▶ [TEXT SEGMENT]:
┄┄┄┄┄┄┄┄┄┄
Haiway provides a context-aware RabbitMQ integration built on top of pika. It exposes typed queue access through RabbitMQ state and message-level helpers through MQQueue and MQMessage.

Overview

  • Context Managed: install a single RabbitMQClient in a scope and resolve RabbitMQ from context
  • Typed Queues: open queues with explicit encoder and decoder functions for your payload type
  • Async Consumption: consume messages as MQMessage[Content] values with async acknowledge and reject semantics
  • Queue Operations: declare, purge, and delete queues through state methods

Installation

Install the RabbitMQ extra to pull in pika:

pip install "haiway[rabbitmq]"

Quick Start

Use RabbitMQClient as a disposable resource and open a typed queue from RabbitMQ:

import json

from haiway import MQMessage, ctx
from haiway.rabbitmq import RabbitMQ, RabbitMQClient


def encode_job(payload: dict[str, str]) -> bytes:
    return json.dumps(payload).encode()


def decode_job(payload: bytes) -> dict[str, str]:
    return json.loads(payload.decode())
┄┄┄┄┄┄┄┄┄┄
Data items
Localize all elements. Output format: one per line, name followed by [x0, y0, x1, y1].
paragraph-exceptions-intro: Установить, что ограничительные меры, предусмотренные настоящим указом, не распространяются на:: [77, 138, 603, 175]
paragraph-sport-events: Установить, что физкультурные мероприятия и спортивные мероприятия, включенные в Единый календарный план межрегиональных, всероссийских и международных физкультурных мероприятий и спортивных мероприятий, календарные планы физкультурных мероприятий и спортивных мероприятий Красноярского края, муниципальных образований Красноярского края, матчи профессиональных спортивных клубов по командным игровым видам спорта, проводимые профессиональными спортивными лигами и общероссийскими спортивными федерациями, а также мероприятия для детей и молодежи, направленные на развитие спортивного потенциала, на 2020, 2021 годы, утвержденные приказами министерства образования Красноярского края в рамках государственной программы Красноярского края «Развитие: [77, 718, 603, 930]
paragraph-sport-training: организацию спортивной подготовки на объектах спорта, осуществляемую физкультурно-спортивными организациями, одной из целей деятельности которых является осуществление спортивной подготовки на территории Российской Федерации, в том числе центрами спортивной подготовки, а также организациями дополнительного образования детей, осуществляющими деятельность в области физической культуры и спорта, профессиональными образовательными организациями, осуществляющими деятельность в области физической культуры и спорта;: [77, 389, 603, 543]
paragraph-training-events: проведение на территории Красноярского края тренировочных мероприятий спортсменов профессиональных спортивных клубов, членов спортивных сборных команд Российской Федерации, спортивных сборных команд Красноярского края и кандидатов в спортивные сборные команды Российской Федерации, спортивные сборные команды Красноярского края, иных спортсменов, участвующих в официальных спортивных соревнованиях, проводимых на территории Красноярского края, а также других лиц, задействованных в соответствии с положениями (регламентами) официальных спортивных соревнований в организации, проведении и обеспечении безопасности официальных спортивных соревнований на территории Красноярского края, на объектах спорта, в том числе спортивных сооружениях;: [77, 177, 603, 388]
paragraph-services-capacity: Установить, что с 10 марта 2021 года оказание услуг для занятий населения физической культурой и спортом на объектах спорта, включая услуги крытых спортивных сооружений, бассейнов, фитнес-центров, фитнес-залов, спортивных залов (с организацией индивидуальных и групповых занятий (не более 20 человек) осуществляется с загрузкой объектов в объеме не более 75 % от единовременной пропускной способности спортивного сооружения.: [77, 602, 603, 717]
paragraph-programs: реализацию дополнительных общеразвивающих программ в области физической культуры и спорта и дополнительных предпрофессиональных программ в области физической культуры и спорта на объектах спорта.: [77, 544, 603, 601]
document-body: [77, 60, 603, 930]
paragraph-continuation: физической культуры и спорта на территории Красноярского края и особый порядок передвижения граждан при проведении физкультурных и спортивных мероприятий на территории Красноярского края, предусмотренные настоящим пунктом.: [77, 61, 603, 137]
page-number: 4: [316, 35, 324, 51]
┄┄┄┄┄┄┄┄┄┄
Pick up the RabbitMQ integration guide after its last line and write the next part.

▶ [TASK RESULT]:
async with ctx.scope("mq", disposables=(RabbitMQClient(),)):
    await RabbitMQ.declare_queue("jobs", durable=True)

    async with await RabbitMQ.queue(
        "jobs",
        content_encoder=encode_job,
        content_decoder=decode_job,
    ) as queue:
        await queue.publish({"task": "refresh"}, attributes=None)

        async for message in await queue.consume():
            async with message as payload:
                print(payload["task"])
                break

Working with Queues

RabbitMQ.queue(...) returns an async context manager yielding MQQueue[Content].

  • await queue.publish(message, attributes=...) publishes one typed payload
  • await queue.consume() returns an async iterable of MQMessage[Content]
  • leaving the queue context closes the channel used for that queue access

The encoder runs on publish and must return bytes. The decoder runs for consumed payloads and should raise when the incoming bytes cannot be parsed into your target type.

Message Handling

MQMessage[Content] wraps the decoded payload plus broker callbacks.

async for message in await queue.consume():
    async with message as payload:
        await handle(payload)

Using the message as an async context manager acknowledges on success and rejects on exception. If you need manual control, call the underscore-prefixed callbacks directly:

async for message in await queue.consume():
    if should_retry(message.content):
        await message._reject(requeue=True)
        continue

    await message._acknowledge()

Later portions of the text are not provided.